- Stored entries
- - -

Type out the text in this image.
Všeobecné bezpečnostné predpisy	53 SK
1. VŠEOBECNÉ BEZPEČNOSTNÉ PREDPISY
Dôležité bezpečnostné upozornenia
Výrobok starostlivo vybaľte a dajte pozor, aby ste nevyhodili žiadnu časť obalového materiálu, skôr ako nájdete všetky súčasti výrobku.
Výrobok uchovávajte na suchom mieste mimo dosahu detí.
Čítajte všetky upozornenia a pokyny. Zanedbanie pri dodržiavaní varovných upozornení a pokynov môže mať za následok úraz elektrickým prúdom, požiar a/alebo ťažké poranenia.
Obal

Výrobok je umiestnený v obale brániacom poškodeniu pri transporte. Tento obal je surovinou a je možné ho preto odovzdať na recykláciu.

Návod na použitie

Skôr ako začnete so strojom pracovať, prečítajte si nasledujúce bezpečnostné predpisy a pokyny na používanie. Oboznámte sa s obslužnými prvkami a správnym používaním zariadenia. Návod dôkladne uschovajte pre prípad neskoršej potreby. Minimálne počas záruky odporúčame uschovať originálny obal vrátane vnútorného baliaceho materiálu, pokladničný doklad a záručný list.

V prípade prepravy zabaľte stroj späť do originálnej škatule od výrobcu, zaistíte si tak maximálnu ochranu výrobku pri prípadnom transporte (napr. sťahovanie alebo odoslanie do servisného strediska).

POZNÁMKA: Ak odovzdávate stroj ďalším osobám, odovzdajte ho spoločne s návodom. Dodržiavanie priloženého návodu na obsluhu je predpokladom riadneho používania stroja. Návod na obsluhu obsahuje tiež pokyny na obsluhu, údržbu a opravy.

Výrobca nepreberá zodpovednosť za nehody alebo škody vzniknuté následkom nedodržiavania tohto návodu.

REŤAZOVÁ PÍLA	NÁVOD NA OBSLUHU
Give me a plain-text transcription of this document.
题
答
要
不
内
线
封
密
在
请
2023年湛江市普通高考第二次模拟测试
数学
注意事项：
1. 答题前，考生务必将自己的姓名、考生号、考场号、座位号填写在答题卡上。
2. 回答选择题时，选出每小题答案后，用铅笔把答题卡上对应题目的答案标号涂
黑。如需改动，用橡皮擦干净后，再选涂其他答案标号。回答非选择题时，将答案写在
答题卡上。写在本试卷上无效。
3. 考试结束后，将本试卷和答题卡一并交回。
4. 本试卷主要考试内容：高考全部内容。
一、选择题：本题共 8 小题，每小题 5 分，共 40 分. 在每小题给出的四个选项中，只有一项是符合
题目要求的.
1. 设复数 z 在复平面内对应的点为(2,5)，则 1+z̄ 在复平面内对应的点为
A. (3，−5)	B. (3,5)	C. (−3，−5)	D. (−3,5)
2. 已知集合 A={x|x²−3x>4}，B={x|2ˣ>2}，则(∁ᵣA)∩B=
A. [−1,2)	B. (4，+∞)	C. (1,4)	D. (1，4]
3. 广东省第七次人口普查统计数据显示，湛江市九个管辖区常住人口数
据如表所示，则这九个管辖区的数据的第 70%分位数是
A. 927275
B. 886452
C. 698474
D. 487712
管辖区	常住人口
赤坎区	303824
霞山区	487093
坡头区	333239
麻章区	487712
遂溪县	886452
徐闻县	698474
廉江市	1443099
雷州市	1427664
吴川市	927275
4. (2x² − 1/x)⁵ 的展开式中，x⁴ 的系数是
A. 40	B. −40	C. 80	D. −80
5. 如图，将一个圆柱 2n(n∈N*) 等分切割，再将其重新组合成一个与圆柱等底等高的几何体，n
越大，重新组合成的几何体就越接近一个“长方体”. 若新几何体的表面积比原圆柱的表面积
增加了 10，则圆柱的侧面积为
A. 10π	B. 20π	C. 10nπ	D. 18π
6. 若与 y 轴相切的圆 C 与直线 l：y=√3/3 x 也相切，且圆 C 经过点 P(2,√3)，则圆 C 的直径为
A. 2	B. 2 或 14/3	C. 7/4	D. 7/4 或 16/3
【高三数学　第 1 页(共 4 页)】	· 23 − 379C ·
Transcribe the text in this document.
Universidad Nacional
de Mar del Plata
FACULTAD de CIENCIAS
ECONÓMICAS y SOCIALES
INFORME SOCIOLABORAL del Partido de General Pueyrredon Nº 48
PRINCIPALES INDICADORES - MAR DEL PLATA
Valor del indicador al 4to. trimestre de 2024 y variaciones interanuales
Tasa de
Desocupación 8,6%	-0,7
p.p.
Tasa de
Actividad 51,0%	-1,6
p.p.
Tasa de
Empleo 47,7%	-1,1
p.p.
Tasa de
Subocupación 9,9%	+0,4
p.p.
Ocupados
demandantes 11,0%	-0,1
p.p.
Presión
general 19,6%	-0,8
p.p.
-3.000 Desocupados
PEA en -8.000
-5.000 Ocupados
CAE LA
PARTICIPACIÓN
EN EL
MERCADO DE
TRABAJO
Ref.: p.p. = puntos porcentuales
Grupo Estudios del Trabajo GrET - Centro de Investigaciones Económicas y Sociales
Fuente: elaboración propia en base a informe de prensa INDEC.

- - -

- Problem to work on
Looking at the material above, count the lines containing the string "transporte" and reply with the count alone.

- Full answer
2